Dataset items
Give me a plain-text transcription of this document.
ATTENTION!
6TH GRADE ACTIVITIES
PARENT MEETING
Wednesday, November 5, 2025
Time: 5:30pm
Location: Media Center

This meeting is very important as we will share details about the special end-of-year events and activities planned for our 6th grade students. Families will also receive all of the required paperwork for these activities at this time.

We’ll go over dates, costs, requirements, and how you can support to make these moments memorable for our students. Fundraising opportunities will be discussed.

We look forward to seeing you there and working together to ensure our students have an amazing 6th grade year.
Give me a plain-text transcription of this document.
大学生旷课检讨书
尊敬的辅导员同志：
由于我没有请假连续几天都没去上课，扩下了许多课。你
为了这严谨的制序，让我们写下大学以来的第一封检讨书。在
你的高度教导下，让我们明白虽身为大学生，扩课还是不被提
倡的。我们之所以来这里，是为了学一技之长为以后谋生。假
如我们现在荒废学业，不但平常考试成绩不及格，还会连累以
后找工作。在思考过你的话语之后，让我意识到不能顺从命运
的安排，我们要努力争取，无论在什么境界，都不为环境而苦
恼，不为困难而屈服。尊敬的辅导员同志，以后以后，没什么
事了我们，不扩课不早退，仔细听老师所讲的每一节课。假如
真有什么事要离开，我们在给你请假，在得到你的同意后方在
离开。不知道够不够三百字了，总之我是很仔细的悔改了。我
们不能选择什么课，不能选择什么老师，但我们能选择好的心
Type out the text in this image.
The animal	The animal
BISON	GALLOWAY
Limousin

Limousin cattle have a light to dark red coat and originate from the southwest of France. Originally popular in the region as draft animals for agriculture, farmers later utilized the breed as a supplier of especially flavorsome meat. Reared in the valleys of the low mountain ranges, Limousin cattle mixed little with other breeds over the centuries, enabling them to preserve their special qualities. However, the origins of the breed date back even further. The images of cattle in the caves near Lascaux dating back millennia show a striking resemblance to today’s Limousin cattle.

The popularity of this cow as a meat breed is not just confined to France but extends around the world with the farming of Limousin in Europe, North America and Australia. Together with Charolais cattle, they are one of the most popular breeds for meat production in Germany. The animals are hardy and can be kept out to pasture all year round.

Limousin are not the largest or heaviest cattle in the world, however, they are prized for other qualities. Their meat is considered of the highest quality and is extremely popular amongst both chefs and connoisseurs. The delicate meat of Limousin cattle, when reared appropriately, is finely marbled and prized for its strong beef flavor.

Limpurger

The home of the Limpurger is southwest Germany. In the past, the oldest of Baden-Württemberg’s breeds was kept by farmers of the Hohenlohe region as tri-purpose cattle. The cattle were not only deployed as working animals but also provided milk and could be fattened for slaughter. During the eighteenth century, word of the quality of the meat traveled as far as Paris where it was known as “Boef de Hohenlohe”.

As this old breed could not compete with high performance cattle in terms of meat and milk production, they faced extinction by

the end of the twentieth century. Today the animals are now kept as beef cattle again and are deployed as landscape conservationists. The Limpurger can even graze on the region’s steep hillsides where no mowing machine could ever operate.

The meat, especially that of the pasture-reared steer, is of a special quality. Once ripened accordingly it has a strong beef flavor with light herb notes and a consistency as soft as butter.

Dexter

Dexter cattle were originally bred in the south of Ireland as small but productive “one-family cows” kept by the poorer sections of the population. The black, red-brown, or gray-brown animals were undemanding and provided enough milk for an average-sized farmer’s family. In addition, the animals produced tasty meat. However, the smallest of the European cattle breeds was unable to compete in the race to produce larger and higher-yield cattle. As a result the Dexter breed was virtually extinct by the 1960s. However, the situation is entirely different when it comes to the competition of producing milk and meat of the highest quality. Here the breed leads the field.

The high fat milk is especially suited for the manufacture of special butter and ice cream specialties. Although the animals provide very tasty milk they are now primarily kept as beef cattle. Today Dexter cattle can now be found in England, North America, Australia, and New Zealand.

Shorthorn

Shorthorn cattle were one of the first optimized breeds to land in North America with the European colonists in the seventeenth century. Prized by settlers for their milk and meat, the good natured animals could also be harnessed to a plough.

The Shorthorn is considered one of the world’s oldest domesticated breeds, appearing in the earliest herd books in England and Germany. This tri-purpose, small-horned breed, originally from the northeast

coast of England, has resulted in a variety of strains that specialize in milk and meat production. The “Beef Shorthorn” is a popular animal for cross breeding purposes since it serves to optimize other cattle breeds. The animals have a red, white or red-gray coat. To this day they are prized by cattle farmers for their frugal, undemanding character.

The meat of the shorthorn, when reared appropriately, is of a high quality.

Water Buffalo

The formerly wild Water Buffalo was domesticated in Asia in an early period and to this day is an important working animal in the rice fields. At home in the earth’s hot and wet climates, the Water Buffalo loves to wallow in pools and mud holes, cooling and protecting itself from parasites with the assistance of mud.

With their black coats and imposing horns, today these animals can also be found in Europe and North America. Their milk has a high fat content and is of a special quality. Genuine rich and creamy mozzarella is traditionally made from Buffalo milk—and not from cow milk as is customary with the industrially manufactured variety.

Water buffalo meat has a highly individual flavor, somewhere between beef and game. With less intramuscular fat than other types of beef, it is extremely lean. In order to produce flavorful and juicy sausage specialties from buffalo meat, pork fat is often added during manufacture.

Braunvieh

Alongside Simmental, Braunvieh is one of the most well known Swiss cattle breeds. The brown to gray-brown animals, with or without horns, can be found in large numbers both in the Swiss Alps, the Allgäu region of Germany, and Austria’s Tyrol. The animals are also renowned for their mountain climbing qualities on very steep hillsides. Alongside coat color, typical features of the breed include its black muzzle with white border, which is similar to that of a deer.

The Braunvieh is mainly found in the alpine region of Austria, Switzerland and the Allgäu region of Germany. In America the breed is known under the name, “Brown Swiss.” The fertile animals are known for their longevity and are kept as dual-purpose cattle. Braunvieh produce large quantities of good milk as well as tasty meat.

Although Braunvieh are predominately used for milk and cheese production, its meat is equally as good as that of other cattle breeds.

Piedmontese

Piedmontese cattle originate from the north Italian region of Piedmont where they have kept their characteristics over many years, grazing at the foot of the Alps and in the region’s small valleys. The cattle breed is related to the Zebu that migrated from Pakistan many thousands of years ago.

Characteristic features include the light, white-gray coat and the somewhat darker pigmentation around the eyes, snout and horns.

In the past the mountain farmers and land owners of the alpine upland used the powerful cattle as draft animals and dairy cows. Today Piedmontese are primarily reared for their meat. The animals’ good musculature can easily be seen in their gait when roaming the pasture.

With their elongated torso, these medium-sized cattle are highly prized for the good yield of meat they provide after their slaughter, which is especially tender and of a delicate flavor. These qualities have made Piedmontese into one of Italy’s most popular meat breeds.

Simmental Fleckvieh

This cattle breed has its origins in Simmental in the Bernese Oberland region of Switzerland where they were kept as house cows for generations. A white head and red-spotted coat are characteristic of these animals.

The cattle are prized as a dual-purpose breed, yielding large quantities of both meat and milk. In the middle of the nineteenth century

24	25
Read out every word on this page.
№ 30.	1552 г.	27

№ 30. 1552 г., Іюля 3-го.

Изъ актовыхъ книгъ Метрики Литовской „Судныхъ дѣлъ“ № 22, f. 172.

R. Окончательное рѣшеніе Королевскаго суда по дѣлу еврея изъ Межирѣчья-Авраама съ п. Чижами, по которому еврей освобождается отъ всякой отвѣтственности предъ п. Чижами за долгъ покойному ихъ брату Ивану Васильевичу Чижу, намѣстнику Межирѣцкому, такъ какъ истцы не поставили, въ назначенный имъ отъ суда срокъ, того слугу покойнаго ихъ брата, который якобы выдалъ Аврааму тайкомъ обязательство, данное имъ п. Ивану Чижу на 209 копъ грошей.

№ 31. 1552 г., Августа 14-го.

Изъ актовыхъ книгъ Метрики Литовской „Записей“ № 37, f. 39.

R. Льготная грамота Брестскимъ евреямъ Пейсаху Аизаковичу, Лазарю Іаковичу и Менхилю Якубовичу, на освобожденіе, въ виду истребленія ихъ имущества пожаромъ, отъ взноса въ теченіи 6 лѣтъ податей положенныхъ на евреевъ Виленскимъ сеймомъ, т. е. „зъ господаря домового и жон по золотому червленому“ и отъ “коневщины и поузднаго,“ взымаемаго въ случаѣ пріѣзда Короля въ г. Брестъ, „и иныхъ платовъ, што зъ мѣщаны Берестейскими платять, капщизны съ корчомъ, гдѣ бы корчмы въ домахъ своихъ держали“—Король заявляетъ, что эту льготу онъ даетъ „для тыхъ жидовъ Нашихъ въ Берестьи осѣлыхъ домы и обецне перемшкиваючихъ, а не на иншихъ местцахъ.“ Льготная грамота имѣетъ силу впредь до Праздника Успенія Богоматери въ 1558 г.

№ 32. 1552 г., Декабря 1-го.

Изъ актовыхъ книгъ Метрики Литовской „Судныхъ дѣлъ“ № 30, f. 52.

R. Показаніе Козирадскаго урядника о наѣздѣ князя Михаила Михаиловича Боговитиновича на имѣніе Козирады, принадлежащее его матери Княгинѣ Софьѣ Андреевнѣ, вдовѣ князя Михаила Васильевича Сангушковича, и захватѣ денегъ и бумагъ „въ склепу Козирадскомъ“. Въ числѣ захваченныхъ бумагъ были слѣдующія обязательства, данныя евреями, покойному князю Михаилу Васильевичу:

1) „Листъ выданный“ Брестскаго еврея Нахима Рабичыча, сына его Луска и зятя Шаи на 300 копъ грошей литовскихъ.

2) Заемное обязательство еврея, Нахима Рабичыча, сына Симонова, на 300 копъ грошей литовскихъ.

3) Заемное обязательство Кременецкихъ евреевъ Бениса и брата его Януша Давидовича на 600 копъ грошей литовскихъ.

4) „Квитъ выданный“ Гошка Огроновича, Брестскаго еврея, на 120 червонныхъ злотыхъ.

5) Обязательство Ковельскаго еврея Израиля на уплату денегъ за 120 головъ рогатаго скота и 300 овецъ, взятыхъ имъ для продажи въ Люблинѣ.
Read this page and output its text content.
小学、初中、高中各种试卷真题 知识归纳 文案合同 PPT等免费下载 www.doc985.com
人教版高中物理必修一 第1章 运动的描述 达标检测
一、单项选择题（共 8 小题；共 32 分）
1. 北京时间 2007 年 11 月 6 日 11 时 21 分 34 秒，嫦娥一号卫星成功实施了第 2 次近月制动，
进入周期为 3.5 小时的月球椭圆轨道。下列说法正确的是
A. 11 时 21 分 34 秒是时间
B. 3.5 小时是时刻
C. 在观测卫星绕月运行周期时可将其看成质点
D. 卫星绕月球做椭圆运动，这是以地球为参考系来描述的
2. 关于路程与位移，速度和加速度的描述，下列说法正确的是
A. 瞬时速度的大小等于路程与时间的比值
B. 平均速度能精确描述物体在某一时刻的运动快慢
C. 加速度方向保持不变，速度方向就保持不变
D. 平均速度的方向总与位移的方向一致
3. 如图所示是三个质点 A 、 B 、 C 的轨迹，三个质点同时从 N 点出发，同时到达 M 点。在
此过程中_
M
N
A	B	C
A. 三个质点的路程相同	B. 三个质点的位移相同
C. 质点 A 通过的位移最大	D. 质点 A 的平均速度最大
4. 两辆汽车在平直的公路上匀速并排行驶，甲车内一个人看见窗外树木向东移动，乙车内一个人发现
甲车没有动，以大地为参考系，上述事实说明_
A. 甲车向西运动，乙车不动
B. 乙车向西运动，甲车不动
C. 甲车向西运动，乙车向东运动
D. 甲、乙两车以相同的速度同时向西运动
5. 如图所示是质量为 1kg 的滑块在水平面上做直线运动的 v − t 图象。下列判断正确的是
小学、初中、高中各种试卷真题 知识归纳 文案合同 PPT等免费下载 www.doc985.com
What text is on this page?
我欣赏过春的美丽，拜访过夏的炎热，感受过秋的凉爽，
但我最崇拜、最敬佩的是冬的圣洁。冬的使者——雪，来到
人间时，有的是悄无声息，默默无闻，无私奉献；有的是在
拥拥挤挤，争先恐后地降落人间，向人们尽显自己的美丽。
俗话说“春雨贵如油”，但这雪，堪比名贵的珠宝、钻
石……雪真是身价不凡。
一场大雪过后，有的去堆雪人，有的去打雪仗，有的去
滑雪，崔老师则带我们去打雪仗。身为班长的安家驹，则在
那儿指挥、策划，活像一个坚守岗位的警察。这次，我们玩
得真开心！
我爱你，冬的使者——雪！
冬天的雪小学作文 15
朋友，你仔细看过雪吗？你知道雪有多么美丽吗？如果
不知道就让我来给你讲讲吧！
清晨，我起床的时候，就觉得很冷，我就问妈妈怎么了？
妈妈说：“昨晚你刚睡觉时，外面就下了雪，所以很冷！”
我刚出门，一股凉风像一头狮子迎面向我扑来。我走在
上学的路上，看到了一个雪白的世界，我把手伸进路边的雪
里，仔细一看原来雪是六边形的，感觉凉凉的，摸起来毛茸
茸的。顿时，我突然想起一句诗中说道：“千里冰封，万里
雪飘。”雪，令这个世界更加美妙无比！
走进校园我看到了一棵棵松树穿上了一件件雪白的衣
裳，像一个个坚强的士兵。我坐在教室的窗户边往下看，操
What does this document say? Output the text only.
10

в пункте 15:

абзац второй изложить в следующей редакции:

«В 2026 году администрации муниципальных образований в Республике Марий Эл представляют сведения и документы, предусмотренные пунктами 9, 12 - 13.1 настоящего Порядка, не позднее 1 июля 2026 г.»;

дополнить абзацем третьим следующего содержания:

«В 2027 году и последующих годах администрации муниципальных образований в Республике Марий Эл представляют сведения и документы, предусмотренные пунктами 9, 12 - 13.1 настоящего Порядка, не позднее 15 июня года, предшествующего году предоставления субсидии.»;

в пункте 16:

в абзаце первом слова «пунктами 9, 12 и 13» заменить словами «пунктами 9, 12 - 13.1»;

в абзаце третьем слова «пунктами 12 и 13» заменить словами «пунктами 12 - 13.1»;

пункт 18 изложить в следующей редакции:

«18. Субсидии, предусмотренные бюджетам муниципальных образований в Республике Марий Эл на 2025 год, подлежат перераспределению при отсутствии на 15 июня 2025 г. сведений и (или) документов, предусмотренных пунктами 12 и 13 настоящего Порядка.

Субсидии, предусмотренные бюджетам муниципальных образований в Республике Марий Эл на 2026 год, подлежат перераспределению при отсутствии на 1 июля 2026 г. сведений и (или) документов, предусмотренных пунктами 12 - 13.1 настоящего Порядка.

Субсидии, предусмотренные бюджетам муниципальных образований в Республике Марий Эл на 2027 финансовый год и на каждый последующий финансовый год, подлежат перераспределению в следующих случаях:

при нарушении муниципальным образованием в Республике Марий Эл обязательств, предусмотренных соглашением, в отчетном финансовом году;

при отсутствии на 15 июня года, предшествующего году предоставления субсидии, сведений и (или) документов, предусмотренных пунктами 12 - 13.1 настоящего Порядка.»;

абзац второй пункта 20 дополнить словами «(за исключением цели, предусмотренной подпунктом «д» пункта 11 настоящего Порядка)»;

REQUIRED WORK: Select every line in the material above where the string "июля" occurs, and copy it.

CORRECT OUTPUT:
«В 2026 году администрации муниципальных образований в Республике Марий Эл представляют сведения и документы, предусмотренные пунктами 9, 12 - 13.1 настоящего Порядка, не позднее 1 июля 2026 г.»;
Субсидии, предусмотренные бюджетам муниципальных образований в Республике Марий Эл на 2026 год, подлежат перераспределению при отсутствии на 1 июля 2026 г. сведений и (или) документов, предусмотренных пунктами 12 - 13.1 настоящего Порядка.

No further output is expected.